**Data provided:**
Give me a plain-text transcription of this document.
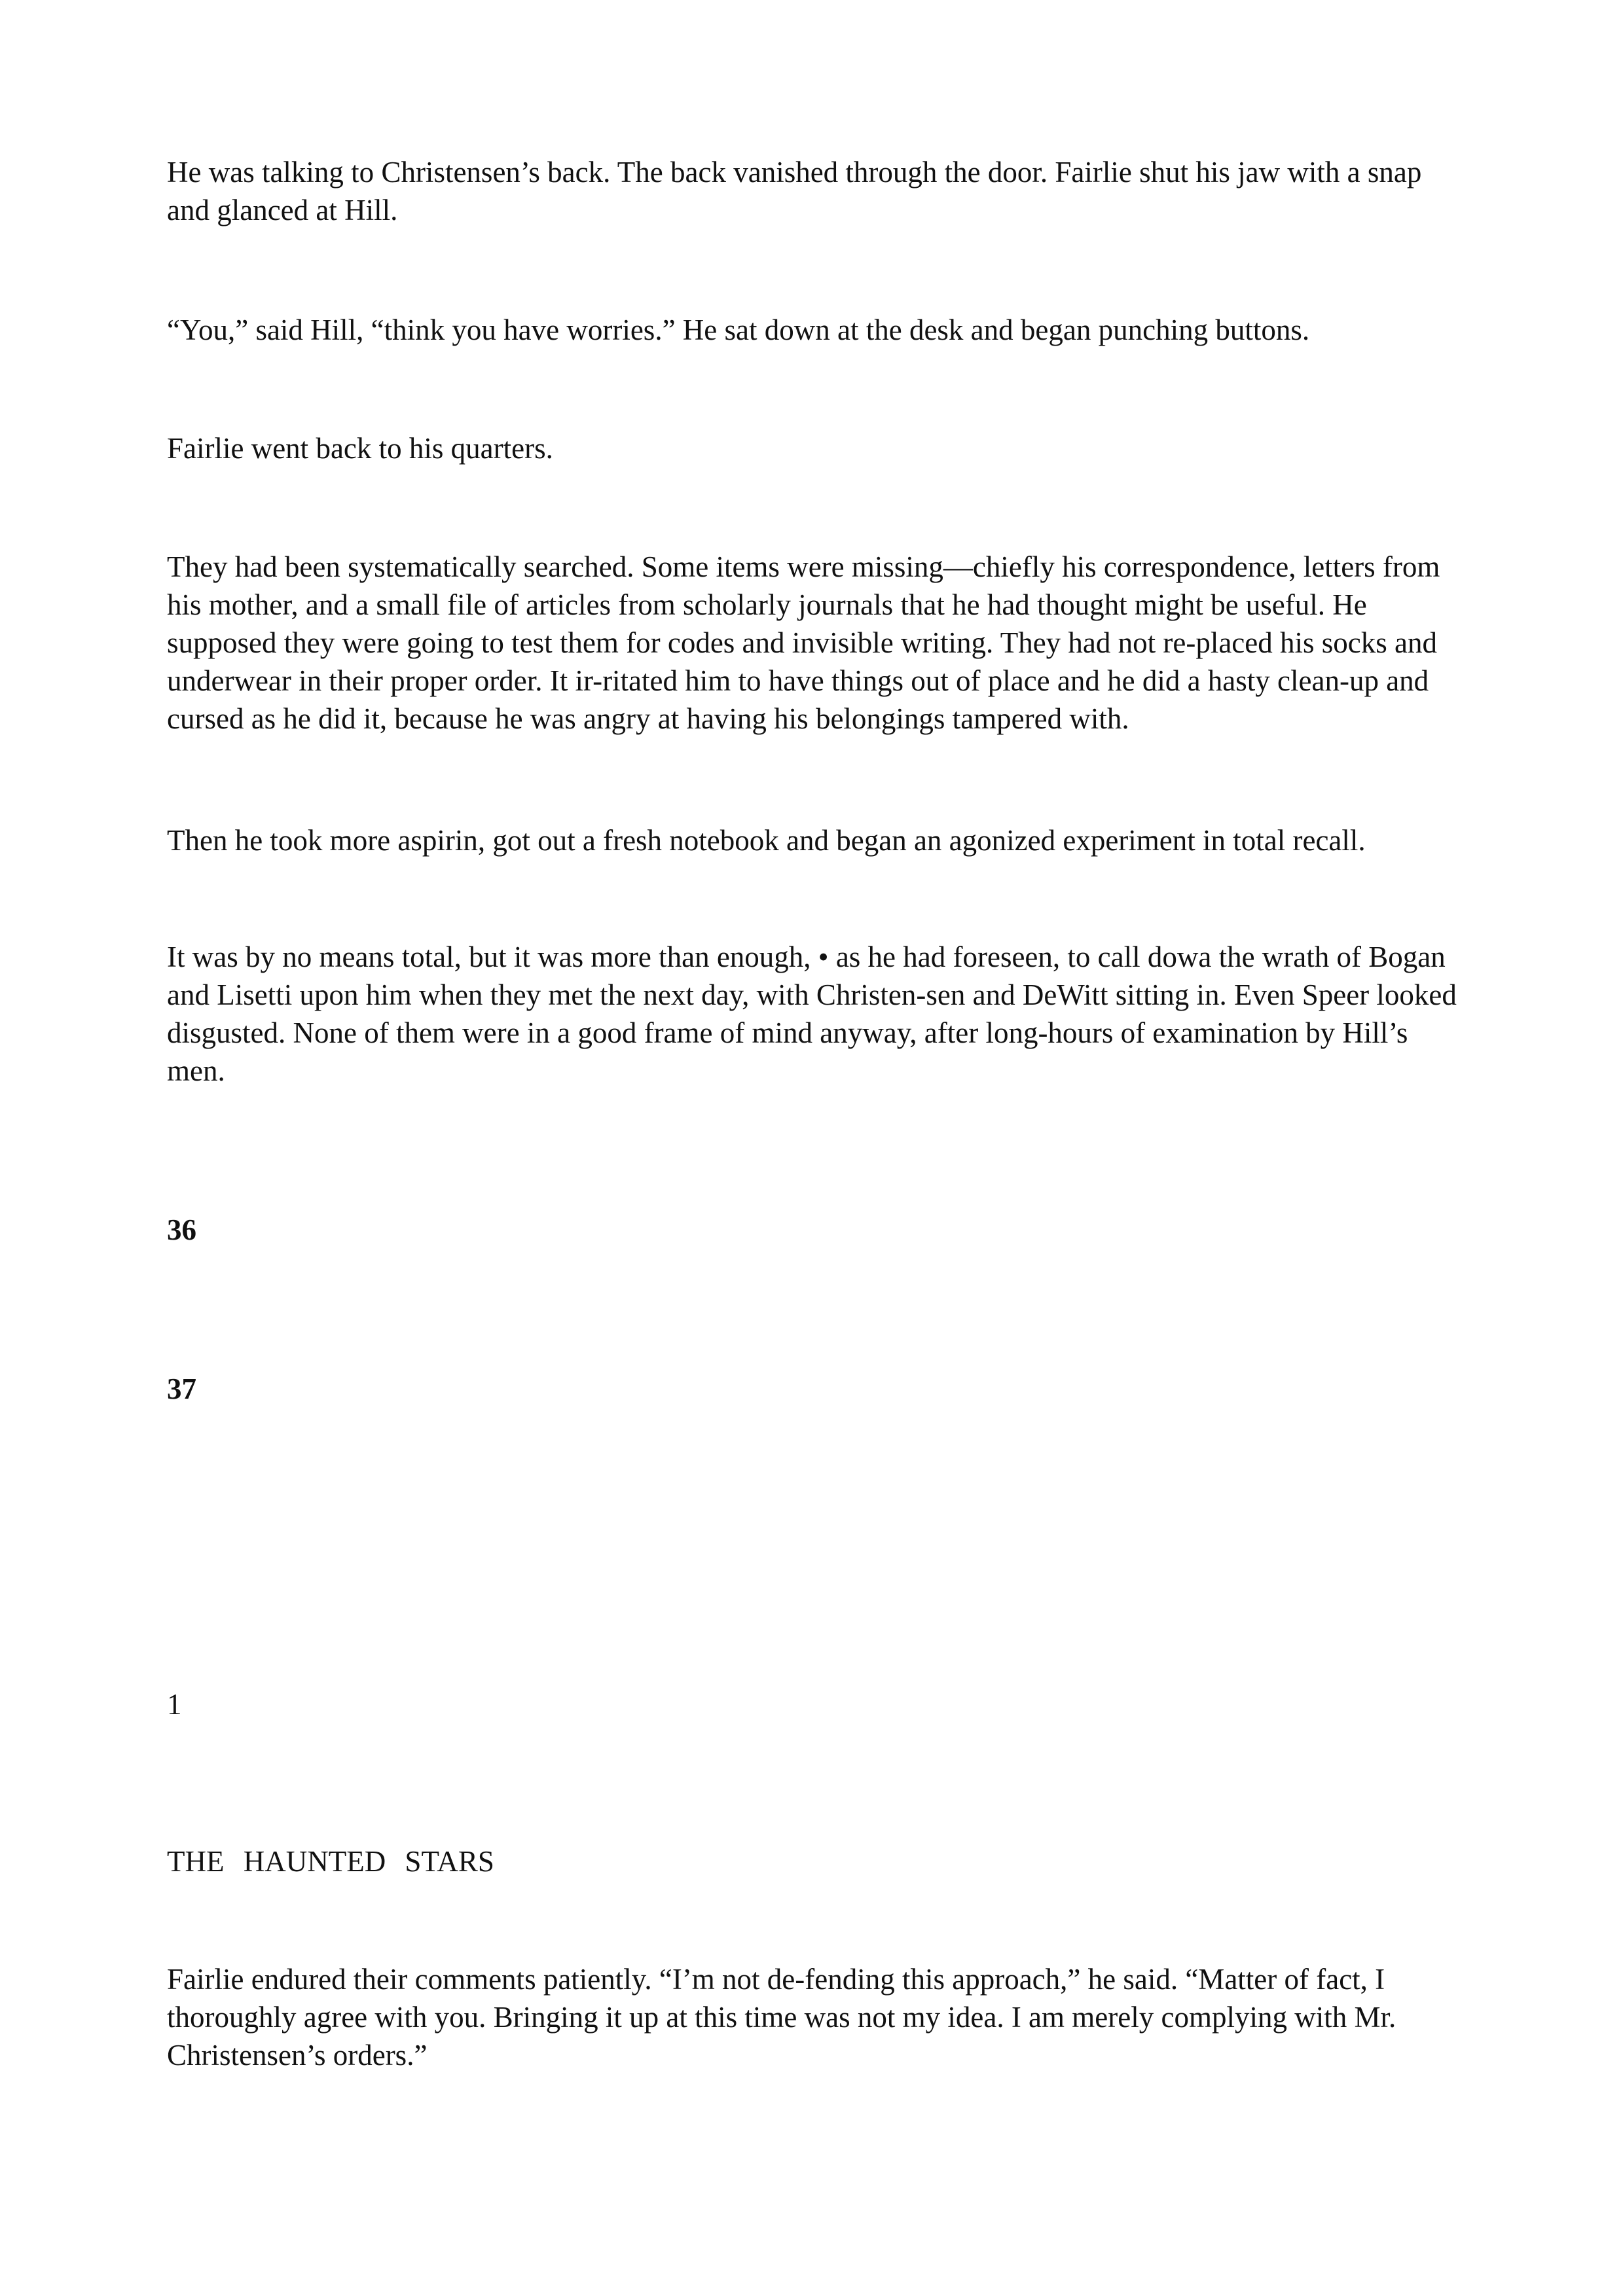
He was talking to Christensen’s back. The back vanished through the door. Fairlie shut his jaw with a snap and glanced at Hill.

“You,” said Hill, “think you have worries.” He sat down at the desk and began punching buttons.

Fairlie went back to his quarters.

They had been systematically searched. Some items were missing—chiefly his correspondence, letters from his mother, and a small file of articles from scholarly journals that he had thought might be useful. He supposed they were going to test them for codes and invisible writing. They had not re-placed his socks and underwear in their proper order. It ir-ritated him to have things out of place and he did a hasty clean-up and cursed as he did it, because he was angry at having his belongings tampered with.

Then he took more aspirin, got out a fresh notebook and began an agonized experiment in total recall.

It was by no means total, but it was more than enough, • as he had foreseen, to call dowa the wrath of Bogan and Lisetti upon him when they met the next day, with Christen-sen and DeWitt sitting in. Even Speer looked disgusted. None of them were in a good frame of mind anyway, after long-hours of examination by Hill’s men.

36
37
1
THE HAUNTED STARS

Fairlie endured their comments patiently. “I’m not de-fending this approach,” he said. “Matter of fact, I thoroughly agree with you. Bringing it up at this time was not my idea. I am merely complying with Mr. Christensen’s orders.”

**Exercise prompt:**
Return each line from the material above exactly, but not the pictures.

**Written response:**
Give me a plain-text transcription of this document.
He was talking to Christensen’s back. The back vanished through the door. Fairlie shut his jaw with a snap and glanced at Hill.

“You,” said Hill, “think you have worries.” He sat down at the desk and began punching buttons.

Fairlie went back to his quarters.

They had been systematically searched. Some items were missing—chiefly his correspondence, letters from his mother, and a small file of articles from scholarly journals that he had thought might be useful. He supposed they were going to test them for codes and invisible writing. They had not re-placed his socks and underwear in their proper order. It ir-ritated him to have things out of place and he did a hasty clean-up and cursed as he did it, because he was angry at having his belongings tampered with.

Then he took more aspirin, got out a fresh notebook and began an agonized experiment in total recall.

It was by no means total, but it was more than enough, • as he had foreseen, to call dowa the wrath of Bogan and Lisetti upon him when they met the next day, with Christen-sen and DeWitt sitting in. Even Speer looked disgusted. None of them were in a good frame of mind anyway, after long-hours of examination by Hill’s men.

36
37
1
THE HAUNTED STARS

Fairlie endured their comments patiently. “I’m not de-fending this approach,” he said. “Matter of fact, I thoroughly agree with you. Bringing it up at this time was not my idea. I am merely complying with Mr. Christensen’s orders.”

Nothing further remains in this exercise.